+++ Data for processing +++

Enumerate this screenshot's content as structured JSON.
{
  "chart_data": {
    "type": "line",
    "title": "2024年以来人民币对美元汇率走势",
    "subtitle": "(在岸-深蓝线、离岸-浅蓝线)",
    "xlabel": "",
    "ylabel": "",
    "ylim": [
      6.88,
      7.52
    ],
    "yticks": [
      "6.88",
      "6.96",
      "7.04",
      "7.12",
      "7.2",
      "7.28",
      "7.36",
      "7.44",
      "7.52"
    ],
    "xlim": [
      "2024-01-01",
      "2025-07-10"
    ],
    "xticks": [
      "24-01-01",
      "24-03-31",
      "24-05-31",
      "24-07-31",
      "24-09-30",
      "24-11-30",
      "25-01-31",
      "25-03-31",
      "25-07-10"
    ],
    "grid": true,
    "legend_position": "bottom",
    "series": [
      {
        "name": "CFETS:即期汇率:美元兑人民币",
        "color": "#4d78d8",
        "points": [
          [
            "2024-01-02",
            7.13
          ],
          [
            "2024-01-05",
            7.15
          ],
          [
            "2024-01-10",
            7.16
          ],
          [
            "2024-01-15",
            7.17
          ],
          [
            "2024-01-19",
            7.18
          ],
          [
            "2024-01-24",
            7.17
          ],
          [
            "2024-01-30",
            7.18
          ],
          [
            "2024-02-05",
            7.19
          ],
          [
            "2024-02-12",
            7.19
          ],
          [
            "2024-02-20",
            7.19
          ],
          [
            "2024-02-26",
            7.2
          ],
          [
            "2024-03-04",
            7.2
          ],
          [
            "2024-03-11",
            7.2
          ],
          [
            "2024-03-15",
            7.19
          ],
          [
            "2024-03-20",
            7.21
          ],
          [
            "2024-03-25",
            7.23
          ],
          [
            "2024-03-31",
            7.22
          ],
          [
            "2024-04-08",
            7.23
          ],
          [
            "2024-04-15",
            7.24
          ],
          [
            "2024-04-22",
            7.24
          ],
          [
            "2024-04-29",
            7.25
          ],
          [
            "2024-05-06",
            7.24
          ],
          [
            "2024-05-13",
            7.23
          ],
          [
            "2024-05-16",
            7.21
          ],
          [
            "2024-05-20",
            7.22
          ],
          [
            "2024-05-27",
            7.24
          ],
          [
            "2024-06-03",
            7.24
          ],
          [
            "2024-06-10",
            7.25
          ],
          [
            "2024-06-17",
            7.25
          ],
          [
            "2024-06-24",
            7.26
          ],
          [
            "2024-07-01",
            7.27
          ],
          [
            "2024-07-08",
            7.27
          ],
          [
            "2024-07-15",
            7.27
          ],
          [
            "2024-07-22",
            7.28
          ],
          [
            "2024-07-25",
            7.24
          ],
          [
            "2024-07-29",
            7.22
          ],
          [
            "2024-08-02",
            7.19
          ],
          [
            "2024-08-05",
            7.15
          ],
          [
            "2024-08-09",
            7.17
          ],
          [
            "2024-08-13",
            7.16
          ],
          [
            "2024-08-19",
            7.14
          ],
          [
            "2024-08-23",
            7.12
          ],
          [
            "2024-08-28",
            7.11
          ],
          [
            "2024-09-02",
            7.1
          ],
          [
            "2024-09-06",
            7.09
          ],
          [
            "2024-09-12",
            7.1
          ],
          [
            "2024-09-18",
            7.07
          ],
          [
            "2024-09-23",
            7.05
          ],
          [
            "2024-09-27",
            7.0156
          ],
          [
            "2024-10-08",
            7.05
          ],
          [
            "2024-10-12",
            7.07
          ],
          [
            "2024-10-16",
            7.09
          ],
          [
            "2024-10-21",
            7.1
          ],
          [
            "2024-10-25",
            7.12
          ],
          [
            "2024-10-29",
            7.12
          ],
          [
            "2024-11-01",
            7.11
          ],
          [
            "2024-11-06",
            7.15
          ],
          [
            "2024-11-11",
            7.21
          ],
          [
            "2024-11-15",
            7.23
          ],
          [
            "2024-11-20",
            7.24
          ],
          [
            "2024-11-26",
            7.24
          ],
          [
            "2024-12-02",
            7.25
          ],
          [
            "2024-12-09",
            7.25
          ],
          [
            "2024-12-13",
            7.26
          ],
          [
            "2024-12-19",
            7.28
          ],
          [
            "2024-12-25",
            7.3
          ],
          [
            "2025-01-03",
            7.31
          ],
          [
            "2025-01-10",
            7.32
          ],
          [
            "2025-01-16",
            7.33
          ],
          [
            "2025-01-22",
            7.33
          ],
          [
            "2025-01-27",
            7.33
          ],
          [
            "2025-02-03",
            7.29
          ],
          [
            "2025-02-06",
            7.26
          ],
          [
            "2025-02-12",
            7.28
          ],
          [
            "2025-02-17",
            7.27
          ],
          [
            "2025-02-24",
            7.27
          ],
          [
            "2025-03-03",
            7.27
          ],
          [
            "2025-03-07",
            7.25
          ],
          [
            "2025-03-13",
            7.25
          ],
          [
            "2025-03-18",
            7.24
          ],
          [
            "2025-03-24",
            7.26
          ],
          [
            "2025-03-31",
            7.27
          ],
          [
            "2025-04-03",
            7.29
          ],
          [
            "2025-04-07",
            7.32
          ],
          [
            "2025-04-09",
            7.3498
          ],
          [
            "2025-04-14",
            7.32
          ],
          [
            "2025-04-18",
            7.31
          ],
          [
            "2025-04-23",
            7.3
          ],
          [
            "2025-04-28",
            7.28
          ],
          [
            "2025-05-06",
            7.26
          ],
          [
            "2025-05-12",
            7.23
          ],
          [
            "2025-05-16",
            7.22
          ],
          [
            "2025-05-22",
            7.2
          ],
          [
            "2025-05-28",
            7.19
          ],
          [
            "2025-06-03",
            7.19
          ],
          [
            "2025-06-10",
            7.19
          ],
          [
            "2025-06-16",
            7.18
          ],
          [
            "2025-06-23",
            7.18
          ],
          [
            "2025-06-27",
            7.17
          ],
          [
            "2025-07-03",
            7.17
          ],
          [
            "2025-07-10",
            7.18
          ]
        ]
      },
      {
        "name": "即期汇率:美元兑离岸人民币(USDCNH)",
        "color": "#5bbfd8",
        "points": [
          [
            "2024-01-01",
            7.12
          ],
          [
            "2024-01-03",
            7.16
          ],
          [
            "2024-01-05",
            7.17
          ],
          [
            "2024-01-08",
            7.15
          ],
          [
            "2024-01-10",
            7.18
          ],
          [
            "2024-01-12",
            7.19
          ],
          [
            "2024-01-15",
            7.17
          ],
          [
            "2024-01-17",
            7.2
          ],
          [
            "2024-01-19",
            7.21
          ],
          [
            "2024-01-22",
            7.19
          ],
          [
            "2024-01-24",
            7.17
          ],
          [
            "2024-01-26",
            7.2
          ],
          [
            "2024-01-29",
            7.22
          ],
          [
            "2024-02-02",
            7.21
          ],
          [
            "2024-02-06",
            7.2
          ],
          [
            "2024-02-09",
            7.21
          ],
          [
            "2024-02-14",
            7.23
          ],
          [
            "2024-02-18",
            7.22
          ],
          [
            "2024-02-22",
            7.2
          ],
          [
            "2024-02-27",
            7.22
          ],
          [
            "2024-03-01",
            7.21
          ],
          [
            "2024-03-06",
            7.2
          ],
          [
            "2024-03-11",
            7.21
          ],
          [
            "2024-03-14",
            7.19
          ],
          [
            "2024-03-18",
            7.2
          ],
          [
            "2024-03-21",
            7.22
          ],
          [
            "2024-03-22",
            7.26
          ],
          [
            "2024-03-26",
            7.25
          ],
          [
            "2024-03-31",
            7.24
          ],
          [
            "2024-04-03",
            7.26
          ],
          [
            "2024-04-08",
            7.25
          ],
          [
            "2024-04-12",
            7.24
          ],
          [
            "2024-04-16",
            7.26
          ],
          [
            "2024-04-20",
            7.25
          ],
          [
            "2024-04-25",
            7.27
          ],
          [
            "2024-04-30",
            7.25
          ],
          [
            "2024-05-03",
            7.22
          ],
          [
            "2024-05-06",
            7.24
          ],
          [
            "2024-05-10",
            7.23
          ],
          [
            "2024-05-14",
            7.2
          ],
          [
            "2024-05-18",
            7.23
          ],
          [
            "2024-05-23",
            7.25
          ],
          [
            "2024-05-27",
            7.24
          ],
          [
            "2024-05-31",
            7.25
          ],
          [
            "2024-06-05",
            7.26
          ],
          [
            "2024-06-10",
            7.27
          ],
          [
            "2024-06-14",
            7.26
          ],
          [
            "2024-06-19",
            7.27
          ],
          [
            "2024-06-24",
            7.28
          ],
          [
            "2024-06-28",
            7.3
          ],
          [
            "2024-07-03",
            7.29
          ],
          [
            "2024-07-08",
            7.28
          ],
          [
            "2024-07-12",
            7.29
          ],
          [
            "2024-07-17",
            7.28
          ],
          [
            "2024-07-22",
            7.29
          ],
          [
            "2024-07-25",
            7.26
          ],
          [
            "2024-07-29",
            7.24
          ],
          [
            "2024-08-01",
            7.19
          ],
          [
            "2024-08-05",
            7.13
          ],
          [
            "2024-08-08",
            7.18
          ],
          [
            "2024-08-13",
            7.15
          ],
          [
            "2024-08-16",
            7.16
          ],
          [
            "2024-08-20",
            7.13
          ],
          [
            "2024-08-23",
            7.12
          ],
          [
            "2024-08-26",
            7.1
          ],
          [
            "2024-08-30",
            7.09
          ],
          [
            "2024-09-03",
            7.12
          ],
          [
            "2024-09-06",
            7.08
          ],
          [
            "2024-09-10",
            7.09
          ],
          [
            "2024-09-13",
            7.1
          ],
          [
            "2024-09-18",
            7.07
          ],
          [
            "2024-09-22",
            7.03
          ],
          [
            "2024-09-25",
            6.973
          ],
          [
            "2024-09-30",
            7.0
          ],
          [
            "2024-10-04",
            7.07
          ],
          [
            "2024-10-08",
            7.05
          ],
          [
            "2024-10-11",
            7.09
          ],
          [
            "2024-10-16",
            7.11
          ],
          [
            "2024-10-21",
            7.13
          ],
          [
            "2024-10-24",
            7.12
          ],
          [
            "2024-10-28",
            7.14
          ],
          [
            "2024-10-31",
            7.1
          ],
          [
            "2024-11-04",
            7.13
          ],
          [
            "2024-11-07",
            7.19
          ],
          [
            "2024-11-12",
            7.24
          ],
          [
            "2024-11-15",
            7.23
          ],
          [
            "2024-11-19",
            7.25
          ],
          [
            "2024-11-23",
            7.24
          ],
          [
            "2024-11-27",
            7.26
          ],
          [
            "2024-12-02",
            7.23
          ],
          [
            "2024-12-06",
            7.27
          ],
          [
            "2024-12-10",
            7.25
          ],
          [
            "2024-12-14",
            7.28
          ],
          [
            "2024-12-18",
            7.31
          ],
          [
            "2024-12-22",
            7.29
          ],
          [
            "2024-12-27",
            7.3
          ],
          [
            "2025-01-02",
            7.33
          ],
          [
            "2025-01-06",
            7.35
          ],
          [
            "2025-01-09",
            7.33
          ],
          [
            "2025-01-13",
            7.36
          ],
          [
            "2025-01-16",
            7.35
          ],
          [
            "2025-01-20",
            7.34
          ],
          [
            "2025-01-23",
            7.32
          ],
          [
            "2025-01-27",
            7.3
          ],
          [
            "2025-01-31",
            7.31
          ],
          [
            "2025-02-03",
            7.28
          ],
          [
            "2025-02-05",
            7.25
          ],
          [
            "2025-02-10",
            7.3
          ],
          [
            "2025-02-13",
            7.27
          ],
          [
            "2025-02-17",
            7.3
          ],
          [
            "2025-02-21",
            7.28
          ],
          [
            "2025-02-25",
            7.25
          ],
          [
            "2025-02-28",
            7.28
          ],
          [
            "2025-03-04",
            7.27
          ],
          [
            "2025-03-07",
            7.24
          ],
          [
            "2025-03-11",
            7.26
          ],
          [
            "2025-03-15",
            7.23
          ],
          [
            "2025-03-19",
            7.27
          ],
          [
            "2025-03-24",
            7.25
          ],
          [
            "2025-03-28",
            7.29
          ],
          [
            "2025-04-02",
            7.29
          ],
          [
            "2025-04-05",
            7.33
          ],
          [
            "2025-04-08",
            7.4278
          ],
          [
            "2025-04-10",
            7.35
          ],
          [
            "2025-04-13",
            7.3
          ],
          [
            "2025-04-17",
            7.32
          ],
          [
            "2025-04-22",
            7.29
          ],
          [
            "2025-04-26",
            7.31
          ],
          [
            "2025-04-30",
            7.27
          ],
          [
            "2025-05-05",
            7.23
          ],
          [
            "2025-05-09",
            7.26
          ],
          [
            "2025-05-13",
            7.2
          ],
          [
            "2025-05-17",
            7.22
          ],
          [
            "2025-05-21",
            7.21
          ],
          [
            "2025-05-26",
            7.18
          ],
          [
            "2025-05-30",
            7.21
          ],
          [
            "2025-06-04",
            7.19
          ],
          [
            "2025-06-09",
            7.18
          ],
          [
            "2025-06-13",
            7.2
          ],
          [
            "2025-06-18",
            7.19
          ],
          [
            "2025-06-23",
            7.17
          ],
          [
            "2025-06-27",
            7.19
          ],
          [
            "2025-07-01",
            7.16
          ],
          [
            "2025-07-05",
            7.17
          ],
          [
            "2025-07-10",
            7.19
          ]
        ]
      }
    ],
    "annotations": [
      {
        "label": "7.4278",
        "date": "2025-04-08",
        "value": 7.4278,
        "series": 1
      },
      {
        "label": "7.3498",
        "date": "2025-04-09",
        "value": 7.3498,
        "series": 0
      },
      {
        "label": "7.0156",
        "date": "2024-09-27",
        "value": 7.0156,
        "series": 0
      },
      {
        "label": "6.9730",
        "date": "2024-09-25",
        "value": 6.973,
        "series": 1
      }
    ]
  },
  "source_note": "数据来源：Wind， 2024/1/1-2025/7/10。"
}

+++

• _Written exercise_
Filter the entries above down to the lines containing the word "name".

• _Reply to the task_
        "name": "CFETS:即期汇率:美元兑人民币",
        "name": "即期汇率:美元兑离岸人民币(USDCNH)",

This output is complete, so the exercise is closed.